▶ **Extracted information**:
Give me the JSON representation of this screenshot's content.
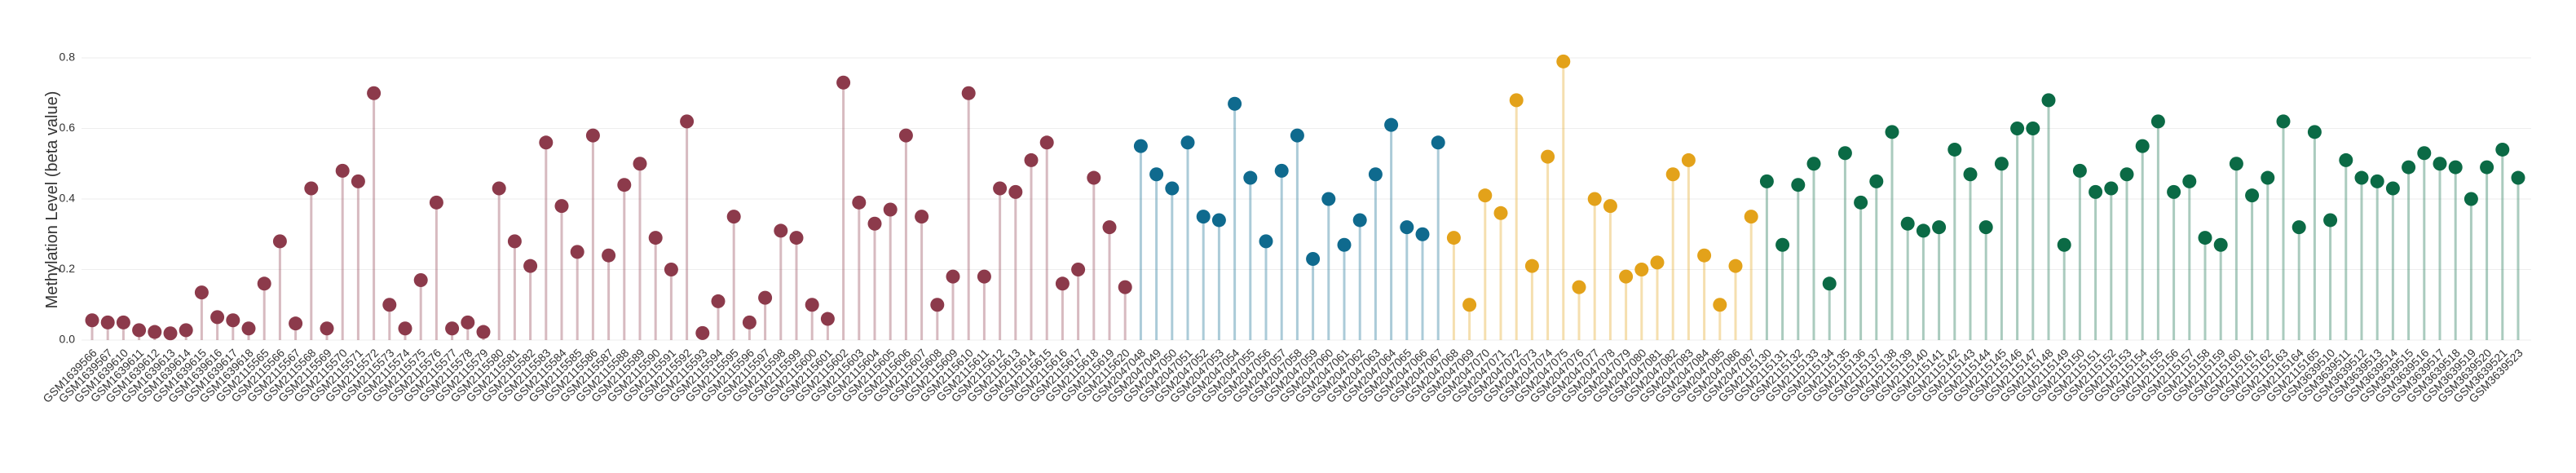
{
  "chart_data": {
    "type": "lollipop",
    "ylabel": "Methylation Level (beta value)",
    "ylim": [
      0,
      0.8
    ],
    "yticks": [
      {
        "value": 0,
        "label": "0.0"
      },
      0.2,
      0.4,
      0.6,
      0.8
    ],
    "grid": true,
    "series": [
      {
        "color": "#8c3a4b",
        "categories": [
          "GSM1639566",
          "GSM1639567",
          "GSM1639610",
          "GSM1639611",
          "GSM1639612",
          "GSM1639613",
          "GSM1639614",
          "GSM1639615",
          "GSM1639616",
          "GSM1639617",
          "GSM1639618",
          "GSM2115565",
          "GSM2115566",
          "GSM2115567",
          "GSM2115568",
          "GSM2115569",
          "GSM2115570",
          "GSM2115571",
          "GSM2115572",
          "GSM2115573",
          "GSM2115574",
          "GSM2115575",
          "GSM2115576",
          "GSM2115577",
          "GSM2115578",
          "GSM2115579",
          "GSM2115580",
          "GSM2115581",
          "GSM2115582",
          "GSM2115583",
          "GSM2115584",
          "GSM2115585",
          "GSM2115586",
          "GSM2115587",
          "GSM2115588",
          "GSM2115589",
          "GSM2115590",
          "GSM2115591",
          "GSM2115592",
          "GSM2115593",
          "GSM2115594",
          "GSM2115595",
          "GSM2115596",
          "GSM2115597",
          "GSM2115598",
          "GSM2115599",
          "GSM2115600",
          "GSM2115601",
          "GSM2115602",
          "GSM2115603",
          "GSM2115604",
          "GSM2115605",
          "GSM2115606",
          "GSM2115607",
          "GSM2115608",
          "GSM2115609",
          "GSM2115610",
          "GSM2115611",
          "GSM2115612",
          "GSM2115613",
          "GSM2115614",
          "GSM2115615",
          "GSM2115616",
          "GSM2115617",
          "GSM2115618",
          "GSM2115619",
          "GSM2115620"
        ],
        "values": [
          0.056,
          0.05,
          0.05,
          0.028,
          0.023,
          0.019,
          0.028,
          0.135,
          0.065,
          0.056,
          0.033,
          0.16,
          0.28,
          0.047,
          0.43,
          0.033,
          0.48,
          0.45,
          0.7,
          0.1,
          0.033,
          0.17,
          0.39,
          0.033,
          0.05,
          0.023,
          0.43,
          0.28,
          0.21,
          0.56,
          0.38,
          0.25,
          0.58,
          0.24,
          0.44,
          0.5,
          0.29,
          0.2,
          0.62,
          0.02,
          0.11,
          0.35,
          0.05,
          0.12,
          0.31,
          0.29,
          0.1,
          0.06,
          0.73,
          0.39,
          0.33,
          0.37,
          0.58,
          0.35,
          0.1,
          0.18,
          0.7,
          0.18,
          0.43,
          0.42,
          0.51,
          0.56,
          0.16,
          0.2,
          0.46,
          0.32,
          0.15
        ]
      },
      {
        "color": "#0f6a8e",
        "categories": [
          "GSM2047048",
          "GSM2047049",
          "GSM2047050",
          "GSM2047051",
          "GSM2047052",
          "GSM2047053",
          "GSM2047054",
          "GSM2047055",
          "GSM2047056",
          "GSM2047057",
          "GSM2047058",
          "GSM2047059",
          "GSM2047060",
          "GSM2047061",
          "GSM2047062",
          "GSM2047063",
          "GSM2047064",
          "GSM2047065",
          "GSM2047066",
          "GSM2047067"
        ],
        "values": [
          0.55,
          0.47,
          0.43,
          0.56,
          0.35,
          0.34,
          0.67,
          0.46,
          0.28,
          0.48,
          0.58,
          0.23,
          0.4,
          0.27,
          0.34,
          0.47,
          0.61,
          0.32,
          0.3,
          0.56
        ]
      },
      {
        "color": "#e3a21a",
        "categories": [
          "GSM2047068",
          "GSM2047069",
          "GSM2047070",
          "GSM2047071",
          "GSM2047072",
          "GSM2047073",
          "GSM2047074",
          "GSM2047075",
          "GSM2047076",
          "GSM2047077",
          "GSM2047078",
          "GSM2047079",
          "GSM2047080",
          "GSM2047081",
          "GSM2047082",
          "GSM2047083",
          "GSM2047084",
          "GSM2047085",
          "GSM2047086",
          "GSM2047087"
        ],
        "values": [
          0.29,
          0.1,
          0.41,
          0.36,
          0.68,
          0.21,
          0.52,
          0.79,
          0.15,
          0.4,
          0.38,
          0.18,
          0.2,
          0.22,
          0.47,
          0.51,
          0.24,
          0.1,
          0.21,
          0.35
        ]
      },
      {
        "color": "#0b6a45",
        "categories": [
          "GSM2115130",
          "GSM2115131",
          "GSM2115132",
          "GSM2115133",
          "GSM2115134",
          "GSM2115135",
          "GSM2115136",
          "GSM2115137",
          "GSM2115138",
          "GSM2115139",
          "GSM2115140",
          "GSM2115141",
          "GSM2115142",
          "GSM2115143",
          "GSM2115144",
          "GSM2115145",
          "GSM2115146",
          "GSM2115147",
          "GSM2115148",
          "GSM2115149",
          "GSM2115150",
          "GSM2115151",
          "GSM2115152",
          "GSM2115153",
          "GSM2115154",
          "GSM2115155",
          "GSM2115156",
          "GSM2115157",
          "GSM2115158",
          "GSM2115159",
          "GSM2115160",
          "GSM2115161",
          "GSM2115162",
          "GSM2115163",
          "GSM2115164",
          "GSM2115165",
          "GSM3639510",
          "GSM3639511",
          "GSM3639512",
          "GSM3639513",
          "GSM3639514",
          "GSM3639515",
          "GSM3639516",
          "GSM3639517",
          "GSM3639518",
          "GSM3639519",
          "GSM3639520",
          "GSM3639521",
          "GSM3639523"
        ],
        "values": [
          0.45,
          0.27,
          0.44,
          0.5,
          0.16,
          0.53,
          0.39,
          0.45,
          0.59,
          0.33,
          0.31,
          0.32,
          0.54,
          0.47,
          0.32,
          0.5,
          0.6,
          0.6,
          0.68,
          0.27,
          0.48,
          0.42,
          0.43,
          0.47,
          0.55,
          0.62,
          0.42,
          0.45,
          0.29,
          0.27,
          0.5,
          0.41,
          0.46,
          0.62,
          0.32,
          0.59,
          0.34,
          0.51,
          0.46,
          0.45,
          0.43,
          0.49,
          0.53,
          0.5,
          0.49,
          0.4,
          0.49,
          0.54,
          0.46
        ]
      }
    ]
  }
}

▶ **Exercise goal**:
Print each line of the material above exactly, with the pictures removed from your copy.

▶ **Answer to the exercise**:
Give me the JSON representation of this screenshot's content.
{
  "chart_data": {
    "type": "lollipop",
    "ylabel": "Methylation Level (beta value)",
    "ylim": [
      0,
      0.8
    ],
    "yticks": [
      {
        "value": 0,
        "label": "0.0"
      },
      0.2,
      0.4,
      0.6,
      0.8
    ],
    "grid": true,
    "series": [
      {
        "color": "#8c3a4b",
        "categories": [
          "GSM1639566",
          "GSM1639567",
          "GSM1639610",
          "GSM1639611",
          "GSM1639612",
          "GSM1639613",
          "GSM1639614",
          "GSM1639615",
          "GSM1639616",
          "GSM1639617",
          "GSM1639618",
          "GSM2115565",
          "GSM2115566",
          "GSM2115567",
          "GSM2115568",
          "GSM2115569",
          "GSM2115570",
          "GSM2115571",
          "GSM2115572",
          "GSM2115573",
          "GSM2115574",
          "GSM2115575",
          "GSM2115576",
          "GSM2115577",
          "GSM2115578",
          "GSM2115579",
          "GSM2115580",
          "GSM2115581",
          "GSM2115582",
          "GSM2115583",
          "GSM2115584",
          "GSM2115585",
          "GSM2115586",
          "GSM2115587",
          "GSM2115588",
          "GSM2115589",
          "GSM2115590",
          "GSM2115591",
          "GSM2115592",
          "GSM2115593",
          "GSM2115594",
          "GSM2115595",
          "GSM2115596",
          "GSM2115597",
          "GSM2115598",
          "GSM2115599",
          "GSM2115600",
          "GSM2115601",
          "GSM2115602",
          "GSM2115603",
          "GSM2115604",
          "GSM2115605",
          "GSM2115606",
          "GSM2115607",
          "GSM2115608",
          "GSM2115609",
          "GSM2115610",
          "GSM2115611",
          "GSM2115612",
          "GSM2115613",
          "GSM2115614",
          "GSM2115615",
          "GSM2115616",
          "GSM2115617",
          "GSM2115618",
          "GSM2115619",
          "GSM2115620"
        ],
        "values": [
          0.056,
          0.05,
          0.05,
          0.028,
          0.023,
          0.019,
          0.028,
          0.135,
          0.065,
          0.056,
          0.033,
          0.16,
          0.28,
          0.047,
          0.43,
          0.033,
          0.48,
          0.45,
          0.7,
          0.1,
          0.033,
          0.17,
          0.39,
          0.033,
          0.05,
          0.023,
          0.43,
          0.28,
          0.21,
          0.56,
          0.38,
          0.25,
          0.58,
          0.24,
          0.44,
          0.5,
          0.29,
          0.2,
          0.62,
          0.02,
          0.11,
          0.35,
          0.05,
          0.12,
          0.31,
          0.29,
          0.1,
          0.06,
          0.73,
          0.39,
          0.33,
          0.37,
          0.58,
          0.35,
          0.1,
          0.18,
          0.7,
          0.18,
          0.43,
          0.42,
          0.51,
          0.56,
          0.16,
          0.2,
          0.46,
          0.32,
          0.15
        ]
      },
      {
        "color": "#0f6a8e",
        "categories": [
          "GSM2047048",
          "GSM2047049",
          "GSM2047050",
          "GSM2047051",
          "GSM2047052",
          "GSM2047053",
          "GSM2047054",
          "GSM2047055",
          "GSM2047056",
          "GSM2047057",
          "GSM2047058",
          "GSM2047059",
          "GSM2047060",
          "GSM2047061",
          "GSM2047062",
          "GSM2047063",
          "GSM2047064",
          "GSM2047065",
          "GSM2047066",
          "GSM2047067"
        ],
        "values": [
          0.55,
          0.47,
          0.43,
          0.56,
          0.35,
          0.34,
          0.67,
          0.46,
          0.28,
          0.48,
          0.58,
          0.23,
          0.4,
          0.27,
          0.34,
          0.47,
          0.61,
          0.32,
          0.3,
          0.56
        ]
      },
      {
        "color": "#e3a21a",
        "categories": [
          "GSM2047068",
          "GSM2047069",
          "GSM2047070",
          "GSM2047071",
          "GSM2047072",
          "GSM2047073",
          "GSM2047074",
          "GSM2047075",
          "GSM2047076",
          "GSM2047077",
          "GSM2047078",
          "GSM2047079",
          "GSM2047080",
          "GSM2047081",
          "GSM2047082",
          "GSM2047083",
          "GSM2047084",
          "GSM2047085",
          "GSM2047086",
          "GSM2047087"
        ],
        "values": [
          0.29,
          0.1,
          0.41,
          0.36,
          0.68,
          0.21,
          0.52,
          0.79,
          0.15,
          0.4,
          0.38,
          0.18,
          0.2,
          0.22,
          0.47,
          0.51,
          0.24,
          0.1,
          0.21,
          0.35
        ]
      },
      {
        "color": "#0b6a45",
        "categories": [
          "GSM2115130",
          "GSM2115131",
          "GSM2115132",
          "GSM2115133",
          "GSM2115134",
          "GSM2115135",
          "GSM2115136",
          "GSM2115137",
          "GSM2115138",
          "GSM2115139",
          "GSM2115140",
          "GSM2115141",
          "GSM2115142",
          "GSM2115143",
          "GSM2115144",
          "GSM2115145",
          "GSM2115146",
          "GSM2115147",
          "GSM2115148",
          "GSM2115149",
          "GSM2115150",
          "GSM2115151",
          "GSM2115152",
          "GSM2115153",
          "GSM2115154",
          "GSM2115155",
          "GSM2115156",
          "GSM2115157",
          "GSM2115158",
          "GSM2115159",
          "GSM2115160",
          "GSM2115161",
          "GSM2115162",
          "GSM2115163",
          "GSM2115164",
          "GSM2115165",
          "GSM3639510",
          "GSM3639511",
          "GSM3639512",
          "GSM3639513",
          "GSM3639514",
          "GSM3639515",
          "GSM3639516",
          "GSM3639517",
          "GSM3639518",
          "GSM3639519",
          "GSM3639520",
          "GSM3639521",
          "GSM3639523"
        ],
        "values": [
          0.45,
          0.27,
          0.44,
          0.5,
          0.16,
          0.53,
          0.39,
          0.45,
          0.59,
          0.33,
          0.31,
          0.32,
          0.54,
          0.47,
          0.32,
          0.5,
          0.6,
          0.6,
          0.68,
          0.27,
          0.48,
          0.42,
          0.43,
          0.47,
          0.55,
          0.62,
          0.42,
          0.45,
          0.29,
          0.27,
          0.5,
          0.41,
          0.46,
          0.62,
          0.32,
          0.59,
          0.34,
          0.51,
          0.46,
          0.45,
          0.43,
          0.49,
          0.53,
          0.5,
          0.49,
          0.4,
          0.49,
          0.54,
          0.46
        ]
      }
    ]
  }
}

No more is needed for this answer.